BEGIN Given data
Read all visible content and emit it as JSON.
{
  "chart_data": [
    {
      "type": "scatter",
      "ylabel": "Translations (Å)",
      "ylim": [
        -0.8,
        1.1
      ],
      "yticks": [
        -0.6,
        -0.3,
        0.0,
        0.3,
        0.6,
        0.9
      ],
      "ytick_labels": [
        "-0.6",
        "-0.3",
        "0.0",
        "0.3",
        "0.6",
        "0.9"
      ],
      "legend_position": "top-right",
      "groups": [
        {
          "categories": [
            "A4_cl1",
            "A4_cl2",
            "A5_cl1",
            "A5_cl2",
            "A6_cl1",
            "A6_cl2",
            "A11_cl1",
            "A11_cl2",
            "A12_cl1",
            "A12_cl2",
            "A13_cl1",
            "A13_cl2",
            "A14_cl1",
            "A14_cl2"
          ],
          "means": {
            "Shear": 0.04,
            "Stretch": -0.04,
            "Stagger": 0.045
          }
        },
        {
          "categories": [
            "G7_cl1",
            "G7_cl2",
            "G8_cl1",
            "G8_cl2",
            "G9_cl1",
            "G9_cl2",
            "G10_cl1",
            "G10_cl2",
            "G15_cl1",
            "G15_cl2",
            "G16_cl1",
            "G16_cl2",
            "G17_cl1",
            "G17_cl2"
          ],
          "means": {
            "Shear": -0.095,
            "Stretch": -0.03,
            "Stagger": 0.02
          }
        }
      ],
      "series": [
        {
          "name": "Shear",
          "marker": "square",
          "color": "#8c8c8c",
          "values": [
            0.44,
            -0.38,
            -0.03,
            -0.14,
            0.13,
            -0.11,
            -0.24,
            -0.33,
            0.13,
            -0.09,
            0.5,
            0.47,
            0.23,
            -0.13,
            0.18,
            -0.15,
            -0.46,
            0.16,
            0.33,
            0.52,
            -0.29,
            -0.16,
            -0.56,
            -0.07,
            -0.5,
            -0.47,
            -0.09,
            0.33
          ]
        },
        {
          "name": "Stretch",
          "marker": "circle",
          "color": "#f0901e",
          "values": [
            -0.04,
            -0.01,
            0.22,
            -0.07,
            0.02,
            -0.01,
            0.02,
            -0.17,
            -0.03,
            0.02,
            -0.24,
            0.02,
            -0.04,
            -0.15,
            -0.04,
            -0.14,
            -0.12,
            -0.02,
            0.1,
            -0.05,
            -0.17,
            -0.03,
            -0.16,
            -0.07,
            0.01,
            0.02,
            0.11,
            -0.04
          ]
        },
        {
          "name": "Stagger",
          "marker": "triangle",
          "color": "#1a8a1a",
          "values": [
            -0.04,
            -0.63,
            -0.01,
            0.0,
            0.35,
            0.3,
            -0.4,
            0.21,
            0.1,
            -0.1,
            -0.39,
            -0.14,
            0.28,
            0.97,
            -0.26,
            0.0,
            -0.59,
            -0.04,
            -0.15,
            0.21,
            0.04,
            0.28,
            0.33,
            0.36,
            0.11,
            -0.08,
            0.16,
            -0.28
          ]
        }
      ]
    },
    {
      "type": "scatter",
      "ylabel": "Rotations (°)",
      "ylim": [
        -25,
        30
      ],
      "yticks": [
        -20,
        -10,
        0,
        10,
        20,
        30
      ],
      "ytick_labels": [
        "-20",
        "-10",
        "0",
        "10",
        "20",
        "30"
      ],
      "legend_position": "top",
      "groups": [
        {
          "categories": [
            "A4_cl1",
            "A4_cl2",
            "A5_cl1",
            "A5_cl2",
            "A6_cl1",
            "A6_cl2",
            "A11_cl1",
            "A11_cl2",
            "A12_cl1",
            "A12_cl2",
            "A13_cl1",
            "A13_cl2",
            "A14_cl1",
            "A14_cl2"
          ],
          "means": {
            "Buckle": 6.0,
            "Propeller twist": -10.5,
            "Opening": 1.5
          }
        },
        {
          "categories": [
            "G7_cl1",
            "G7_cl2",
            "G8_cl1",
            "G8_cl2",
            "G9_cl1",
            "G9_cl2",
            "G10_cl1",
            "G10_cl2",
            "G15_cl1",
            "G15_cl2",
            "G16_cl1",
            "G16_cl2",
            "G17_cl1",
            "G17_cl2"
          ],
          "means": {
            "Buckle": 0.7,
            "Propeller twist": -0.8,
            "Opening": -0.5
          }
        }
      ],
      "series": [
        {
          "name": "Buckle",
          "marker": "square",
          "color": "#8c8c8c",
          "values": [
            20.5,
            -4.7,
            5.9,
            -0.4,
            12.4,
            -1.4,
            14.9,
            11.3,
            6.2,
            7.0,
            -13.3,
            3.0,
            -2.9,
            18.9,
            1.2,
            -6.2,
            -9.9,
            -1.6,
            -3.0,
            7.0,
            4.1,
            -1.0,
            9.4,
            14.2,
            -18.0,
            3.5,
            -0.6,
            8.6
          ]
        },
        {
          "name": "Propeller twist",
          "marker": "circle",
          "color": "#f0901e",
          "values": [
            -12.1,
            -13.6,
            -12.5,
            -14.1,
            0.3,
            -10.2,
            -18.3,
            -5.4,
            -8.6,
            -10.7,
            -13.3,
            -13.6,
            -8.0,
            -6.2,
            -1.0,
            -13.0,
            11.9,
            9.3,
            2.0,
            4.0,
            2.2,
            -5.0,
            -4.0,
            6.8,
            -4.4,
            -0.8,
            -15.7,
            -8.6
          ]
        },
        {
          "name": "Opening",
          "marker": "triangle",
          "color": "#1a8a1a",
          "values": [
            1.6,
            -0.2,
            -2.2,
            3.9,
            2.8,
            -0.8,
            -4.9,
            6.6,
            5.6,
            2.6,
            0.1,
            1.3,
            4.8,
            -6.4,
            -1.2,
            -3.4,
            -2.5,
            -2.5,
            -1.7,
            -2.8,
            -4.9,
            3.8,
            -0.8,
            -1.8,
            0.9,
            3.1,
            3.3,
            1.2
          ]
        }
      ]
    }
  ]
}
END Given data
## Short problem
What is needed here is an exact reproduction of all the entries.

## In response
Read all visible content and emit it as JSON.
{
  "chart_data": [
    {
      "type": "scatter",
      "ylabel": "Translations (Å)",
      "ylim": [
        -0.8,
        1.1
      ],
      "yticks": [
        -0.6,
        -0.3,
        0.0,
        0.3,
        0.6,
        0.9
      ],
      "ytick_labels": [
        "-0.6",
        "-0.3",
        "0.0",
        "0.3",
        "0.6",
        "0.9"
      ],
      "legend_position": "top-right",
      "groups": [
        {
          "categories": [
            "A4_cl1",
            "A4_cl2",
            "A5_cl1",
            "A5_cl2",
            "A6_cl1",
            "A6_cl2",
            "A11_cl1",
            "A11_cl2",
            "A12_cl1",
            "A12_cl2",
            "A13_cl1",
            "A13_cl2",
            "A14_cl1",
            "A14_cl2"
          ],
          "means": {
            "Shear": 0.04,
            "Stretch": -0.04,
            "Stagger": 0.045
          }
        },
        {
          "categories": [
            "G7_cl1",
            "G7_cl2",
            "G8_cl1",
            "G8_cl2",
            "G9_cl1",
            "G9_cl2",
            "G10_cl1",
            "G10_cl2",
            "G15_cl1",
            "G15_cl2",
            "G16_cl1",
            "G16_cl2",
            "G17_cl1",
            "G17_cl2"
          ],
          "means": {
            "Shear": -0.095,
            "Stretch": -0.03,
            "Stagger": 0.02
          }
        }
      ],
      "series": [
        {
          "name": "Shear",
          "marker": "square",
          "color": "#8c8c8c",
          "values": [
            0.44,
            -0.38,
            -0.03,
            -0.14,
            0.13,
            -0.11,
            -0.24,
            -0.33,
            0.13,
            -0.09,
            0.5,
            0.47,
            0.23,
            -0.13,
            0.18,
            -0.15,
            -0.46,
            0.16,
            0.33,
            0.52,
            -0.29,
            -0.16,
            -0.56,
            -0.07,
            -0.5,
            -0.47,
            -0.09,
            0.33
          ]
        },
        {
          "name": "Stretch",
          "marker": "circle",
          "color": "#f0901e",
          "values": [
            -0.04,
            -0.01,
            0.22,
            -0.07,
            0.02,
            -0.01,
            0.02,
            -0.17,
            -0.03,
            0.02,
            -0.24,
            0.02,
            -0.04,
            -0.15,
            -0.04,
            -0.14,
            -0.12,
            -0.02,
            0.1,
            -0.05,
            -0.17,
            -0.03,
            -0.16,
            -0.07,
            0.01,
            0.02,
            0.11,
            -0.04
          ]
        },
        {
          "name": "Stagger",
          "marker": "triangle",
          "color": "#1a8a1a",
          "values": [
            -0.04,
            -0.63,
            -0.01,
            0.0,
            0.35,
            0.3,
            -0.4,
            0.21,
            0.1,
            -0.1,
            -0.39,
            -0.14,
            0.28,
            0.97,
            -0.26,
            0.0,
            -0.59,
            -0.04,
            -0.15,
            0.21,
            0.04,
            0.28,
            0.33,
            0.36,
            0.11,
            -0.08,
            0.16,
            -0.28
          ]
        }
      ]
    },
    {
      "type": "scatter",
      "ylabel": "Rotations (°)",
      "ylim": [
        -25,
        30
      ],
      "yticks": [
        -20,
        -10,
        0,
        10,
        20,
        30
      ],
      "ytick_labels": [
        "-20",
        "-10",
        "0",
        "10",
        "20",
        "30"
      ],
      "legend_position": "top",
      "groups": [
        {
          "categories": [
            "A4_cl1",
            "A4_cl2",
            "A5_cl1",
            "A5_cl2",
            "A6_cl1",
            "A6_cl2",
            "A11_cl1",
            "A11_cl2",
            "A12_cl1",
            "A12_cl2",
            "A13_cl1",
            "A13_cl2",
            "A14_cl1",
            "A14_cl2"
          ],
          "means": {
            "Buckle": 6.0,
            "Propeller twist": -10.5,
            "Opening": 1.5
          }
        },
        {
          "categories": [
            "G7_cl1",
            "G7_cl2",
            "G8_cl1",
            "G8_cl2",
            "G9_cl1",
            "G9_cl2",
            "G10_cl1",
            "G10_cl2",
            "G15_cl1",
            "G15_cl2",
            "G16_cl1",
            "G16_cl2",
            "G17_cl1",
            "G17_cl2"
          ],
          "means": {
            "Buckle": 0.7,
            "Propeller twist": -0.8,
            "Opening": -0.5
          }
        }
      ],
      "series": [
        {
          "name": "Buckle",
          "marker": "square",
          "color": "#8c8c8c",
          "values": [
            20.5,
            -4.7,
            5.9,
            -0.4,
            12.4,
            -1.4,
            14.9,
            11.3,
            6.2,
            7.0,
            -13.3,
            3.0,
            -2.9,
            18.9,
            1.2,
            -6.2,
            -9.9,
            -1.6,
            -3.0,
            7.0,
            4.1,
            -1.0,
            9.4,
            14.2,
            -18.0,
            3.5,
            -0.6,
            8.6
          ]
        },
        {
          "name": "Propeller twist",
          "marker": "circle",
          "color": "#f0901e",
          "values": [
            -12.1,
            -13.6,
            -12.5,
            -14.1,
            0.3,
            -10.2,
            -18.3,
            -5.4,
            -8.6,
            -10.7,
            -13.3,
            -13.6,
            -8.0,
            -6.2,
            -1.0,
            -13.0,
            11.9,
            9.3,
            2.0,
            4.0,
            2.2,
            -5.0,
            -4.0,
            6.8,
            -4.4,
            -0.8,
            -15.7,
            -8.6
          ]
        },
        {
          "name": "Opening",
          "marker": "triangle",
          "color": "#1a8a1a",
          "values": [
            1.6,
            -0.2,
            -2.2,
            3.9,
            2.8,
            -0.8,
            -4.9,
            6.6,
            5.6,
            2.6,
            0.1,
            1.3,
            4.8,
            -6.4,
            -1.2,
            -3.4,
            -2.5,
            -2.5,
            -1.7,
            -2.8,
            -4.9,
            3.8,
            -0.8,
            -1.8,
            0.9,
            3.1,
            3.3,
            1.2
          ]
        }
      ]
    }
  ]
}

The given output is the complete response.